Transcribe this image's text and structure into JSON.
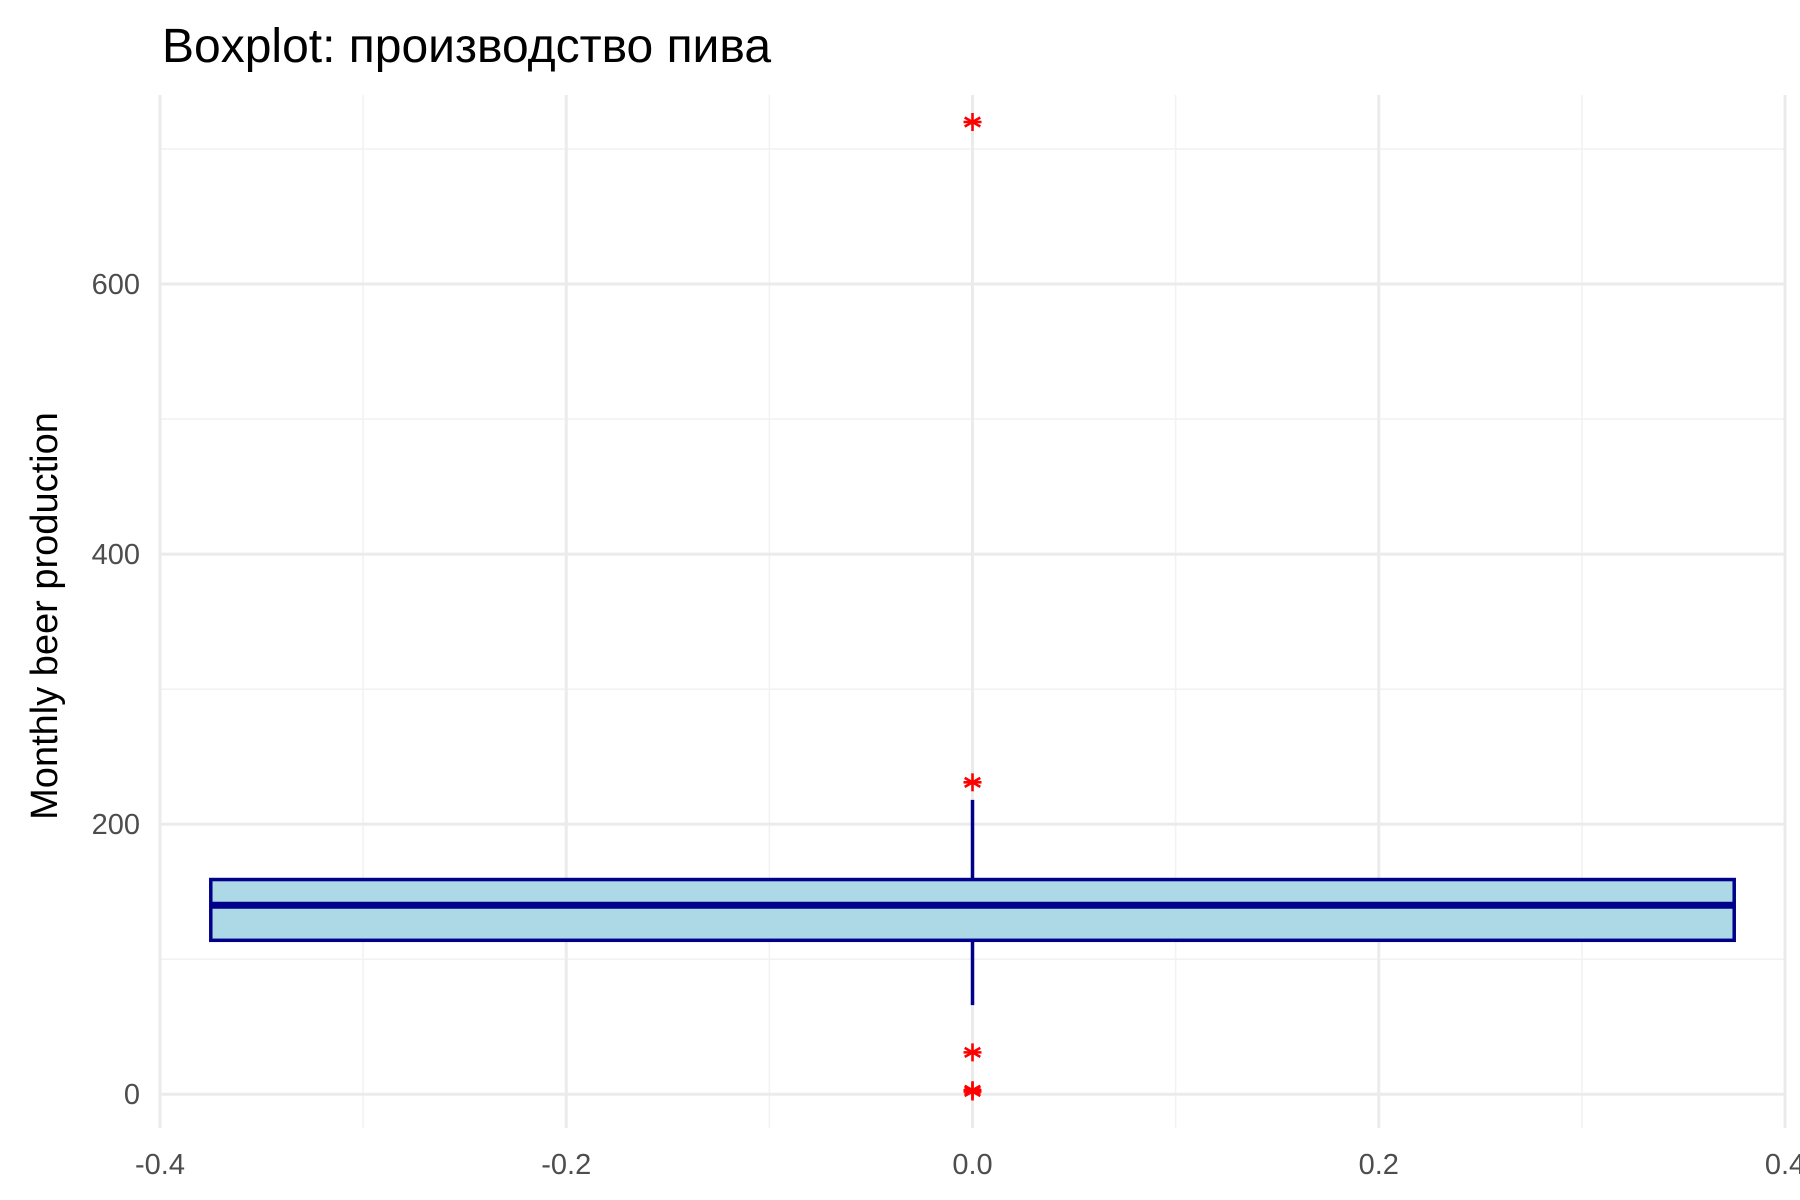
{
  "chart_data": {
    "type": "boxplot",
    "title": "Boxplot: производство пива",
    "xlabel": "",
    "ylabel": "Monthly beer production",
    "xlim": [
      -0.4,
      0.4
    ],
    "ylim": [
      -25,
      740
    ],
    "x_ticks": [
      -0.4,
      -0.2,
      0.0,
      0.2,
      0.4
    ],
    "x_tick_labels": [
      "-0.4",
      "-0.2",
      "0.0",
      "0.2",
      "0.4"
    ],
    "y_ticks": [
      0,
      200,
      400,
      600
    ],
    "y_tick_labels": [
      "0",
      "200",
      "400",
      "600"
    ],
    "grid": true,
    "box": {
      "x_center": 0,
      "x_left": -0.375,
      "x_right": 0.375,
      "q1": 114,
      "median": 140,
      "q3": 159,
      "whisker_low": 66,
      "whisker_high": 218
    },
    "outliers": [
      {
        "x": 0,
        "y": 720
      },
      {
        "x": 0,
        "y": 231
      },
      {
        "x": 0,
        "y": 31
      },
      {
        "x": 0,
        "y": 3
      },
      {
        "x": 0,
        "y": 2
      }
    ],
    "colors": {
      "box_fill": "#add8e6",
      "box_border": "#00008b",
      "outlier": "#ff0000",
      "grid": "#ebebeb"
    }
  }
}
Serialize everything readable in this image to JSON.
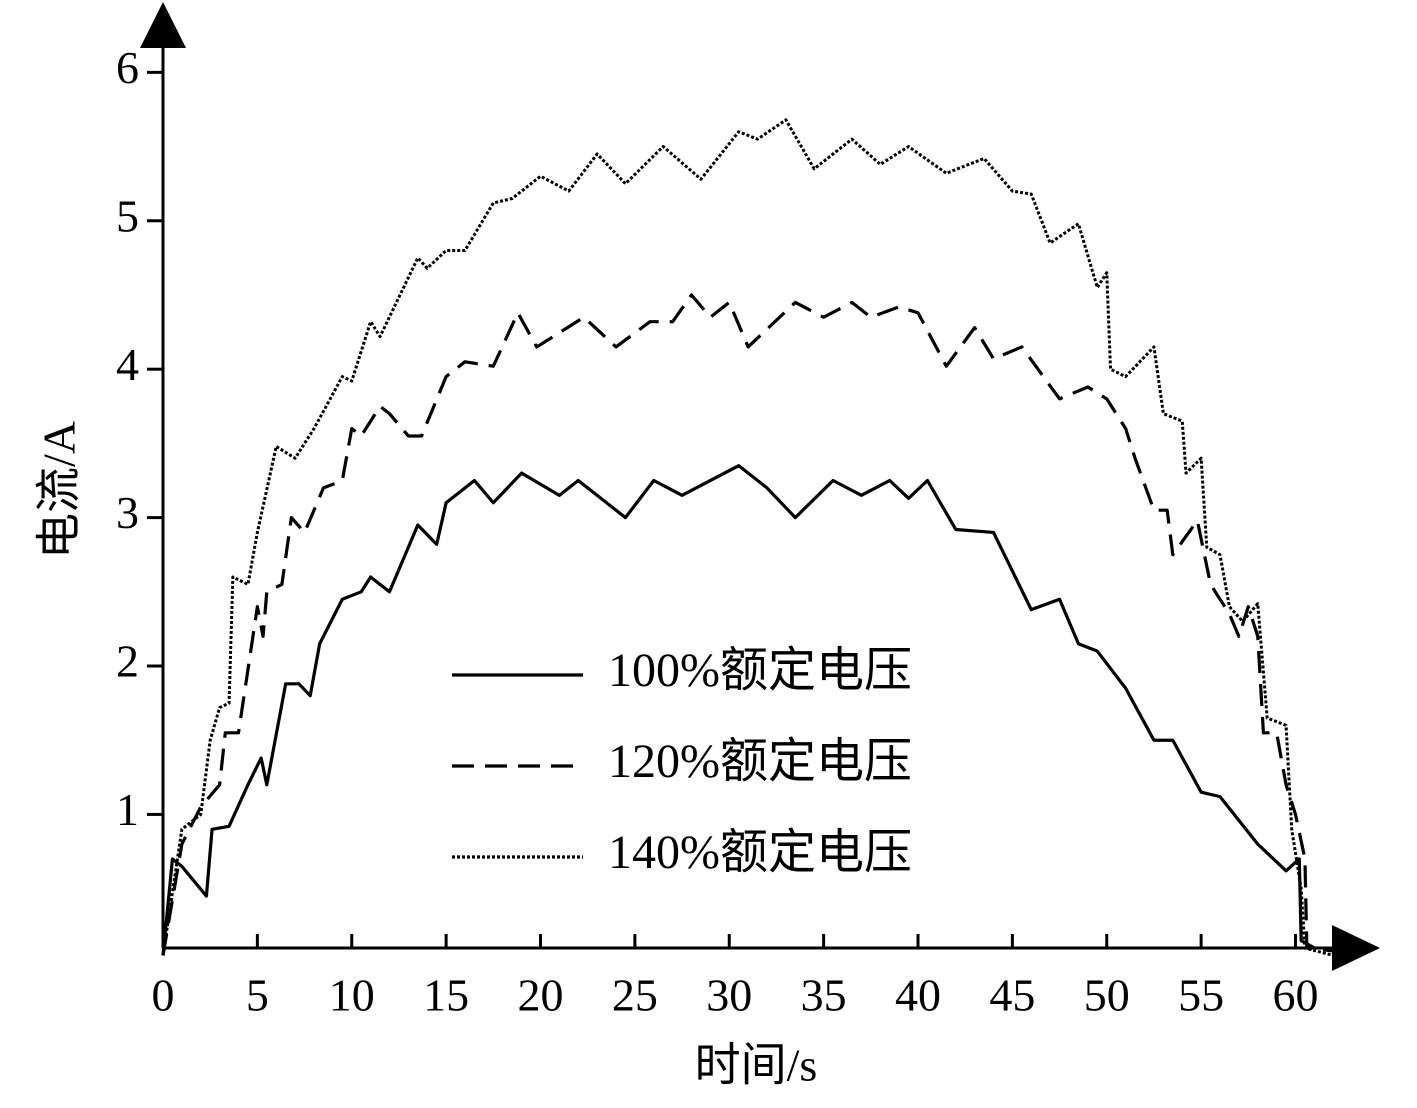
{
  "chart_data": {
    "type": "line",
    "xlabel": "时间/s",
    "ylabel": "电流/A",
    "xlim": [
      0,
      64
    ],
    "ylim": [
      0.1,
      6.4
    ],
    "xticks": [
      0,
      5,
      10,
      15,
      20,
      25,
      30,
      35,
      40,
      45,
      50,
      55,
      60
    ],
    "yticks": [
      1,
      2,
      3,
      4,
      5,
      6
    ],
    "grid": false,
    "series": [
      {
        "name": "100%额定电压",
        "color": "#000000",
        "dash": "solid",
        "x": [
          0,
          0.5,
          1,
          2.3,
          2.6,
          3.5,
          4.5,
          5.2,
          5.5,
          6.5,
          7.2,
          7.8,
          8.3,
          9.5,
          10.5,
          11,
          12,
          13.5,
          14.5,
          15,
          16.5,
          17.5,
          19,
          21,
          22,
          24.5,
          26,
          27.5,
          30.5,
          32,
          33.5,
          35.5,
          37,
          38.5,
          39.5,
          40.5,
          42,
          44,
          46,
          47.5,
          48.5,
          49.5,
          51,
          52.5,
          53.5,
          55,
          56,
          58,
          59.5,
          60.2,
          60.3,
          61
        ],
        "values": [
          0.05,
          0.7,
          0.65,
          0.45,
          0.9,
          0.92,
          1.2,
          1.38,
          1.2,
          1.88,
          1.88,
          1.8,
          2.15,
          2.45,
          2.5,
          2.6,
          2.5,
          2.95,
          2.82,
          3.1,
          3.25,
          3.1,
          3.3,
          3.15,
          3.25,
          3.0,
          3.25,
          3.15,
          3.35,
          3.2,
          3.0,
          3.25,
          3.15,
          3.25,
          3.13,
          3.25,
          2.92,
          2.9,
          2.38,
          2.45,
          2.15,
          2.1,
          1.85,
          1.5,
          1.5,
          1.15,
          1.12,
          0.8,
          0.62,
          0.7,
          0.15,
          0.1
        ]
      },
      {
        "name": "120%额定电压",
        "color": "#000000",
        "dash": "dashed",
        "x": [
          0,
          1,
          2,
          3,
          3.3,
          4,
          5,
          5.3,
          5.5,
          6.3,
          6.8,
          7.5,
          8.5,
          9.5,
          10,
          10.5,
          11.5,
          12,
          13,
          13.7,
          15,
          16,
          17.5,
          18.8,
          19.8,
          22.3,
          24,
          25.8,
          27,
          28,
          29,
          30,
          31,
          33.5,
          35,
          36.5,
          37.5,
          39,
          40,
          41.5,
          43,
          44,
          45.5,
          47.5,
          49,
          50,
          51,
          51.5,
          52.5,
          53.2,
          53.5,
          54.8,
          55.5,
          56.5,
          57,
          57.5,
          58,
          58.3,
          59,
          59.5,
          60,
          60.5,
          60.6,
          62
        ],
        "values": [
          0.05,
          0.8,
          1.05,
          1.2,
          1.55,
          1.55,
          2.4,
          2.2,
          2.5,
          2.55,
          3.0,
          2.9,
          3.2,
          3.25,
          3.6,
          3.55,
          3.75,
          3.7,
          3.55,
          3.55,
          3.95,
          4.05,
          4.02,
          4.38,
          4.15,
          4.35,
          4.15,
          4.32,
          4.32,
          4.5,
          4.35,
          4.45,
          4.15,
          4.45,
          4.35,
          4.45,
          4.35,
          4.42,
          4.38,
          4.02,
          4.28,
          4.07,
          4.15,
          3.8,
          3.88,
          3.8,
          3.6,
          3.4,
          3.05,
          3.05,
          2.75,
          2.98,
          2.55,
          2.35,
          2.2,
          2.4,
          2.2,
          1.55,
          1.55,
          1.2,
          1.0,
          0.7,
          0.1,
          0.08
        ]
      },
      {
        "name": "140%额定电压",
        "color": "#000000",
        "dash": "dotted",
        "x": [
          0,
          1,
          2,
          2.5,
          3,
          3.5,
          3.7,
          4.5,
          5,
          6,
          7,
          8,
          9.5,
          10,
          11,
          11.5,
          13.5,
          14,
          15,
          16,
          17.5,
          18.5,
          20,
          21.5,
          23,
          24.5,
          26.5,
          28.5,
          30.5,
          31.5,
          33,
          34.5,
          36.5,
          38,
          39.5,
          41.5,
          43.5,
          45,
          46,
          47,
          48.5,
          49.5,
          50,
          50.2,
          51,
          52.5,
          53,
          54,
          54.2,
          55,
          55.3,
          56,
          56.5,
          57.2,
          58,
          58.5,
          59.5,
          59.8,
          60.3,
          60.5,
          62
        ],
        "values": [
          0.05,
          0.9,
          1.0,
          1.5,
          1.72,
          1.75,
          2.6,
          2.55,
          2.9,
          3.48,
          3.4,
          3.6,
          3.95,
          3.92,
          4.32,
          4.22,
          4.75,
          4.68,
          4.8,
          4.8,
          5.12,
          5.15,
          5.3,
          5.2,
          5.45,
          5.25,
          5.5,
          5.28,
          5.6,
          5.55,
          5.68,
          5.35,
          5.55,
          5.38,
          5.5,
          5.32,
          5.42,
          5.2,
          5.18,
          4.85,
          4.98,
          4.55,
          4.65,
          4.0,
          3.95,
          4.15,
          3.7,
          3.65,
          3.3,
          3.4,
          2.8,
          2.75,
          2.4,
          2.3,
          2.42,
          1.65,
          1.6,
          0.9,
          0.5,
          0.1,
          0.05
        ]
      }
    ]
  }
}
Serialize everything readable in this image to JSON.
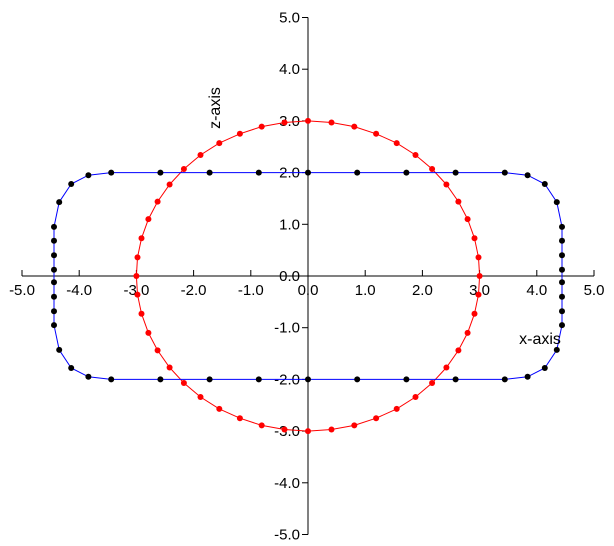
{
  "chart_data": {
    "type": "scatter",
    "xlabel": "x-axis",
    "ylabel": "z-axis",
    "xlim": [
      -5.0,
      5.0
    ],
    "ylim": [
      -5.0,
      5.0
    ],
    "x_ticks": [
      "-5.0",
      "-4.0",
      "-3.0",
      "-2.0",
      "-1.0",
      "0.0",
      "1.0",
      "2.0",
      "3.0",
      "4.0",
      "5.0"
    ],
    "y_ticks": [
      "-5.0",
      "-4.0",
      "-3.0",
      "-2.0",
      "-1.0",
      "0.0",
      "1.0",
      "2.0",
      "3.0",
      "4.0",
      "5.0"
    ],
    "x_tick_values": [
      -5,
      -4,
      -3,
      -2,
      -1,
      0,
      1,
      2,
      3,
      4,
      5
    ],
    "y_tick_values": [
      -5,
      -4,
      -3,
      -2,
      -1,
      0,
      1,
      2,
      3,
      4,
      5
    ],
    "grid": false,
    "series": [
      {
        "color": "#ff0000",
        "marker_color": "#ff0000",
        "closed": true,
        "points": [
          [
            0.0,
            3.0
          ],
          [
            0.41,
            2.97
          ],
          [
            0.81,
            2.89
          ],
          [
            1.19,
            2.75
          ],
          [
            1.55,
            2.57
          ],
          [
            1.88,
            2.34
          ],
          [
            2.17,
            2.07
          ],
          [
            2.42,
            1.77
          ],
          [
            2.63,
            1.44
          ],
          [
            2.79,
            1.1
          ],
          [
            2.91,
            0.73
          ],
          [
            2.98,
            0.36
          ],
          [
            3.0,
            0.0
          ],
          [
            2.98,
            -0.36
          ],
          [
            2.91,
            -0.73
          ],
          [
            2.79,
            -1.1
          ],
          [
            2.63,
            -1.44
          ],
          [
            2.42,
            -1.77
          ],
          [
            2.17,
            -2.07
          ],
          [
            1.88,
            -2.34
          ],
          [
            1.55,
            -2.57
          ],
          [
            1.19,
            -2.75
          ],
          [
            0.81,
            -2.89
          ],
          [
            0.41,
            -2.97
          ],
          [
            0.0,
            -3.0
          ],
          [
            -0.41,
            -2.97
          ],
          [
            -0.81,
            -2.89
          ],
          [
            -1.19,
            -2.75
          ],
          [
            -1.55,
            -2.57
          ],
          [
            -1.88,
            -2.34
          ],
          [
            -2.17,
            -2.07
          ],
          [
            -2.42,
            -1.77
          ],
          [
            -2.63,
            -1.44
          ],
          [
            -2.79,
            -1.1
          ],
          [
            -2.91,
            -0.73
          ],
          [
            -2.98,
            -0.36
          ],
          [
            -3.0,
            0.0
          ],
          [
            -2.98,
            0.36
          ],
          [
            -2.91,
            0.73
          ],
          [
            -2.79,
            1.1
          ],
          [
            -2.63,
            1.44
          ],
          [
            -2.42,
            1.77
          ],
          [
            -2.17,
            2.07
          ],
          [
            -1.88,
            2.34
          ],
          [
            -1.55,
            2.57
          ],
          [
            -1.19,
            2.75
          ],
          [
            -0.81,
            2.89
          ],
          [
            -0.41,
            2.97
          ]
        ]
      },
      {
        "color": "#0000ff",
        "marker_color": "#000000",
        "closed": true,
        "points": [
          [
            -3.44,
            2.0
          ],
          [
            -2.58,
            2.0
          ],
          [
            -1.72,
            2.0
          ],
          [
            -0.86,
            2.0
          ],
          [
            0.0,
            2.0
          ],
          [
            0.86,
            2.0
          ],
          [
            1.72,
            2.0
          ],
          [
            2.58,
            2.0
          ],
          [
            3.44,
            2.0
          ],
          [
            3.84,
            1.95
          ],
          [
            4.14,
            1.78
          ],
          [
            4.35,
            1.43
          ],
          [
            4.44,
            0.95
          ],
          [
            4.44,
            0.68
          ],
          [
            4.44,
            0.4
          ],
          [
            4.44,
            0.12
          ],
          [
            4.44,
            -0.12
          ],
          [
            4.44,
            -0.4
          ],
          [
            4.44,
            -0.68
          ],
          [
            4.44,
            -0.95
          ],
          [
            4.35,
            -1.43
          ],
          [
            4.14,
            -1.78
          ],
          [
            3.84,
            -1.95
          ],
          [
            3.44,
            -2.0
          ],
          [
            2.58,
            -2.0
          ],
          [
            1.72,
            -2.0
          ],
          [
            0.86,
            -2.0
          ],
          [
            0.0,
            -2.0
          ],
          [
            -0.86,
            -2.0
          ],
          [
            -1.72,
            -2.0
          ],
          [
            -2.58,
            -2.0
          ],
          [
            -3.44,
            -2.0
          ],
          [
            -3.84,
            -1.95
          ],
          [
            -4.14,
            -1.78
          ],
          [
            -4.35,
            -1.43
          ],
          [
            -4.44,
            -0.95
          ],
          [
            -4.44,
            -0.68
          ],
          [
            -4.44,
            -0.4
          ],
          [
            -4.44,
            -0.12
          ],
          [
            -4.44,
            0.12
          ],
          [
            -4.44,
            0.4
          ],
          [
            -4.44,
            0.68
          ],
          [
            -4.44,
            0.95
          ],
          [
            -4.35,
            1.43
          ],
          [
            -4.14,
            1.78
          ],
          [
            -3.84,
            1.95
          ]
        ]
      }
    ]
  }
}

+ + + + + + +

Gather and return every line that holds the string "type".

    "type": "boxplot",
    "type": "line",
    "type": "scatter",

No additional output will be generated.